> [THE REQUEST]:
Send back the entries below exactly as they appear.

****************************************

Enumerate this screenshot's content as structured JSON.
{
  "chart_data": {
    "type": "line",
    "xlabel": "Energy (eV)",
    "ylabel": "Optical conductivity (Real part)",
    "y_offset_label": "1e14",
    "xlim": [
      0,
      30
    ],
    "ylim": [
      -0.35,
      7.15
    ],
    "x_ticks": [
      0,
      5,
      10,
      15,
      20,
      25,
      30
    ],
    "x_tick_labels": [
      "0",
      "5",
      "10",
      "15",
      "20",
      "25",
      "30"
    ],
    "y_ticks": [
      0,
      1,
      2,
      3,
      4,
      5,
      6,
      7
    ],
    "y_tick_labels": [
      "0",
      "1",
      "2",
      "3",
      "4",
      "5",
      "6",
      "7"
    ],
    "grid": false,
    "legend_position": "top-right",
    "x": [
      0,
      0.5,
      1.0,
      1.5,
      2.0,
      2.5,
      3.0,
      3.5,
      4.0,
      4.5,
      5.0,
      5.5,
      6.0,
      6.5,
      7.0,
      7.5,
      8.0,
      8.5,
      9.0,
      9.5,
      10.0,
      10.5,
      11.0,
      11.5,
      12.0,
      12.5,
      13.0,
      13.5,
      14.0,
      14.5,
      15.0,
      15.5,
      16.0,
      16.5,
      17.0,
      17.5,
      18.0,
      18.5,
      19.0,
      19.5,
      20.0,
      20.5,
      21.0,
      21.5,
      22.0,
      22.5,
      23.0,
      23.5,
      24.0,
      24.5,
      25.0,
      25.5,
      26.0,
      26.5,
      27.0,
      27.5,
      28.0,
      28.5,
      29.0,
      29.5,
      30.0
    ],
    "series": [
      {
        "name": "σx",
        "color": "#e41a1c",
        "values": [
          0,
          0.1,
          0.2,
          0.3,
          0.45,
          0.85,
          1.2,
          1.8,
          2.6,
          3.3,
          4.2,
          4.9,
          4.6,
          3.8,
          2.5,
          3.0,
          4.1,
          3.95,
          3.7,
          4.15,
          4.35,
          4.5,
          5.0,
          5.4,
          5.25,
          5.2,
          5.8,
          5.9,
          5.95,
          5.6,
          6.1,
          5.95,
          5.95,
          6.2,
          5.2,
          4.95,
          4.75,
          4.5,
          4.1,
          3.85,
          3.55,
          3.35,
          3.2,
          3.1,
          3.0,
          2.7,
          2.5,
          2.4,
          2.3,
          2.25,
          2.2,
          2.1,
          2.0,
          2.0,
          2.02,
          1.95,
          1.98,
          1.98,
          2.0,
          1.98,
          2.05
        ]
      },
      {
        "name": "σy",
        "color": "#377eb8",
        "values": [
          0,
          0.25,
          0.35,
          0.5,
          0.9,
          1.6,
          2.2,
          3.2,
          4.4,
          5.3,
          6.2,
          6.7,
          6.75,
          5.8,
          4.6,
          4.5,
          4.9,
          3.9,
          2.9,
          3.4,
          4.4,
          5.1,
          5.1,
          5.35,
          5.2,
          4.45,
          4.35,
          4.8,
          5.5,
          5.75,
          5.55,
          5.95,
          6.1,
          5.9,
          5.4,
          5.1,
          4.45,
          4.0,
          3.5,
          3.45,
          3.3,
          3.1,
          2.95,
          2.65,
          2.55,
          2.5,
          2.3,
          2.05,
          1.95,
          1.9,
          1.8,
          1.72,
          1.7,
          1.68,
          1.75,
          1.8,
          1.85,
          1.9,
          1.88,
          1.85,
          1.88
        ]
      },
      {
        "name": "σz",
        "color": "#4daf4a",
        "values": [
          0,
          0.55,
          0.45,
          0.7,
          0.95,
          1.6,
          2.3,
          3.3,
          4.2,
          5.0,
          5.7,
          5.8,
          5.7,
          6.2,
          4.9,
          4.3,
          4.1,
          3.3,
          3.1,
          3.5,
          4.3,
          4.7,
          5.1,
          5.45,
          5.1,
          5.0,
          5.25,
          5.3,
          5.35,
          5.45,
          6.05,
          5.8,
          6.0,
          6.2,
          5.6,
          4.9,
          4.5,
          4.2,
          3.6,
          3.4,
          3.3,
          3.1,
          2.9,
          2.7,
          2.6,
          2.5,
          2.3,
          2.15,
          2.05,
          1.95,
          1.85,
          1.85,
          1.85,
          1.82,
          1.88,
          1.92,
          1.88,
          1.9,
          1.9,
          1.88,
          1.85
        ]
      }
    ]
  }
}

****************************************

> [WORKED SOLUTION]:
Enumerate this screenshot's content as structured JSON.
{
  "chart_data": {
    "type": "line",
    "xlabel": "Energy (eV)",
    "ylabel": "Optical conductivity (Real part)",
    "y_offset_label": "1e14",
    "xlim": [
      0,
      30
    ],
    "ylim": [
      -0.35,
      7.15
    ],
    "x_ticks": [
      0,
      5,
      10,
      15,
      20,
      25,
      30
    ],
    "x_tick_labels": [
      "0",
      "5",
      "10",
      "15",
      "20",
      "25",
      "30"
    ],
    "y_ticks": [
      0,
      1,
      2,
      3,
      4,
      5,
      6,
      7
    ],
    "y_tick_labels": [
      "0",
      "1",
      "2",
      "3",
      "4",
      "5",
      "6",
      "7"
    ],
    "grid": false,
    "legend_position": "top-right",
    "x": [
      0,
      0.5,
      1.0,
      1.5,
      2.0,
      2.5,
      3.0,
      3.5,
      4.0,
      4.5,
      5.0,
      5.5,
      6.0,
      6.5,
      7.0,
      7.5,
      8.0,
      8.5,
      9.0,
      9.5,
      10.0,
      10.5,
      11.0,
      11.5,
      12.0,
      12.5,
      13.0,
      13.5,
      14.0,
      14.5,
      15.0,
      15.5,
      16.0,
      16.5,
      17.0,
      17.5,
      18.0,
      18.5,
      19.0,
      19.5,
      20.0,
      20.5,
      21.0,
      21.5,
      22.0,
      22.5,
      23.0,
      23.5,
      24.0,
      24.5,
      25.0,
      25.5,
      26.0,
      26.5,
      27.0,
      27.5,
      28.0,
      28.5,
      29.0,
      29.5,
      30.0
    ],
    "series": [
      {
        "name": "σx",
        "color": "#e41a1c",
        "values": [
          0,
          0.1,
          0.2,
          0.3,
          0.45,
          0.85,
          1.2,
          1.8,
          2.6,
          3.3,
          4.2,
          4.9,
          4.6,
          3.8,
          2.5,
          3.0,
          4.1,
          3.95,
          3.7,
          4.15,
          4.35,
          4.5,
          5.0,
          5.4,
          5.25,
          5.2,
          5.8,
          5.9,
          5.95,
          5.6,
          6.1,
          5.95,
          5.95,
          6.2,
          5.2,
          4.95,
          4.75,
          4.5,
          4.1,
          3.85,
          3.55,
          3.35,
          3.2,
          3.1,
          3.0,
          2.7,
          2.5,
          2.4,
          2.3,
          2.25,
          2.2,
          2.1,
          2.0,
          2.0,
          2.02,
          1.95,
          1.98,
          1.98,
          2.0,
          1.98,
          2.05
        ]
      },
      {
        "name": "σy",
        "color": "#377eb8",
        "values": [
          0,
          0.25,
          0.35,
          0.5,
          0.9,
          1.6,
          2.2,
          3.2,
          4.4,
          5.3,
          6.2,
          6.7,
          6.75,
          5.8,
          4.6,
          4.5,
          4.9,
          3.9,
          2.9,
          3.4,
          4.4,
          5.1,
          5.1,
          5.35,
          5.2,
          4.45,
          4.35,
          4.8,
          5.5,
          5.75,
          5.55,
          5.95,
          6.1,
          5.9,
          5.4,
          5.1,
          4.45,
          4.0,
          3.5,
          3.45,
          3.3,
          3.1,
          2.95,
          2.65,
          2.55,
          2.5,
          2.3,
          2.05,
          1.95,
          1.9,
          1.8,
          1.72,
          1.7,
          1.68,
          1.75,
          1.8,
          1.85,
          1.9,
          1.88,
          1.85,
          1.88
        ]
      },
      {
        "name": "σz",
        "color": "#4daf4a",
        "values": [
          0,
          0.55,
          0.45,
          0.7,
          0.95,
          1.6,
          2.3,
          3.3,
          4.2,
          5.0,
          5.7,
          5.8,
          5.7,
          6.2,
          4.9,
          4.3,
          4.1,
          3.3,
          3.1,
          3.5,
          4.3,
          4.7,
          5.1,
          5.45,
          5.1,
          5.0,
          5.25,
          5.3,
          5.35,
          5.45,
          6.05,
          5.8,
          6.0,
          6.2,
          5.6,
          4.9,
          4.5,
          4.2,
          3.6,
          3.4,
          3.3,
          3.1,
          2.9,
          2.7,
          2.6,
          2.5,
          2.3,
          2.15,
          2.05,
          1.95,
          1.85,
          1.85,
          1.85,
          1.82,
          1.88,
          1.92,
          1.88,
          1.9,
          1.9,
          1.88,
          1.85
        ]
      }
    ]
  }
}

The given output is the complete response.